(Collected data)
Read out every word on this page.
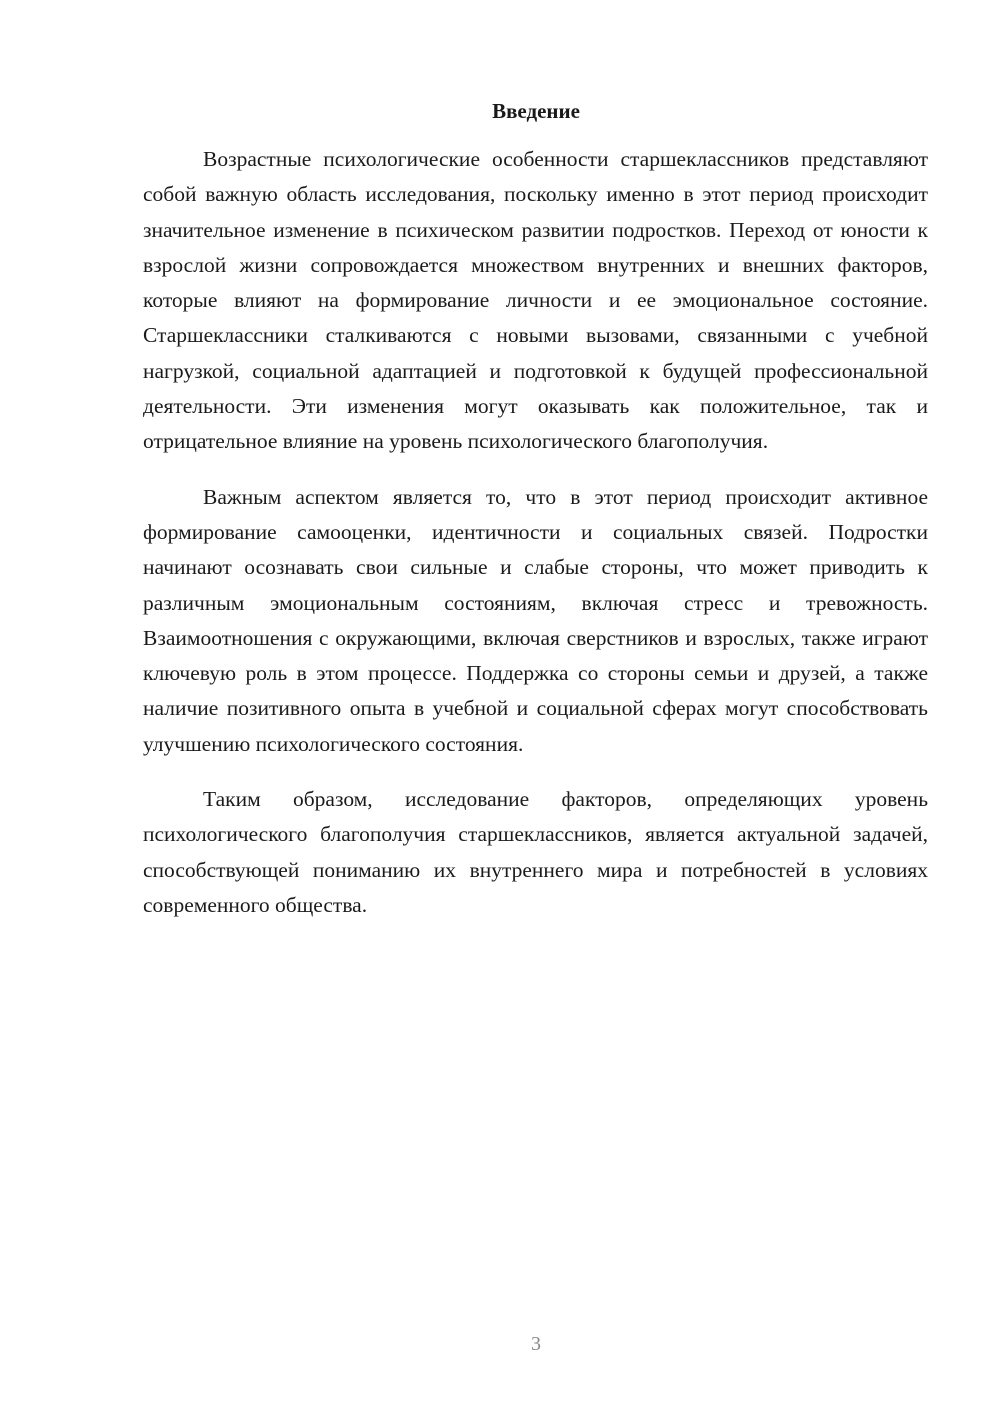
Введение

Возрастные психологические особенности старшеклассников представляют собой важную область исследования, поскольку именно в этот период происходит значительное изменение в психическом развитии подростков. Переход от юности к взрослой жизни сопровождается множеством внутренних и внешних факторов, которые влияют на формирование личности и ее эмоциональное состояние. Старшеклассники сталкиваются с новыми вызовами, связанными с учебной нагрузкой, социальной адаптацией и подготовкой к будущей профессиональной деятельности. Эти изменения могут оказывать как положительное, так и отрицательное влияние на уровень психологического благополучия.

Важным аспектом является то, что в этот период происходит активное формирование самооценки, идентичности и социальных связей. Подростки начинают осознавать свои сильные и слабые стороны, что может приводить к различным эмоциональным состояниям, включая стресс и тревожность. Взаимоотношения с окружающими, включая сверстников и взрослых, также играют ключевую роль в этом процессе. Поддержка со стороны семьи и друзей, а также наличие позитивного опыта в учебной и социальной сферах могут способствовать улучшению психологического состояния.

Таким образом, исследование факторов, определяющих уровень психологического благополучия старшеклассников, является актуальной задачей, способствующей пониманию их внутреннего мира и потребностей в условиях современного общества.

3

GOAL:
Make a verbatim copy of all the entries and strip out the pictures.

REPLY:
Read out every word on this page.
Введение

Возрастные психологические особенности старшеклассников представляют собой важную область исследования, поскольку именно в этот период происходит значительное изменение в психическом развитии подростков. Переход от юности к взрослой жизни сопровождается множеством внутренних и внешних факторов, которые влияют на формирование личности и ее эмоциональное состояние. Старшеклассники сталкиваются с новыми вызовами, связанными с учебной нагрузкой, социальной адаптацией и подготовкой к будущей профессиональной деятельности. Эти изменения могут оказывать как положительное, так и отрицательное влияние на уровень психологического благополучия.

Важным аспектом является то, что в этот период происходит активное формирование самооценки, идентичности и социальных связей. Подростки начинают осознавать свои сильные и слабые стороны, что может приводить к различным эмоциональным состояниям, включая стресс и тревожность. Взаимоотношения с окружающими, включая сверстников и взрослых, также играют ключевую роль в этом процессе. Поддержка со стороны семьи и друзей, а также наличие позитивного опыта в учебной и социальной сферах могут способствовать улучшению психологического состояния.

Таким образом, исследование факторов, определяющих уровень психологического благополучия старшеклассников, является актуальной задачей, способствующей пониманию их внутреннего мира и потребностей в условиях современного общества.

3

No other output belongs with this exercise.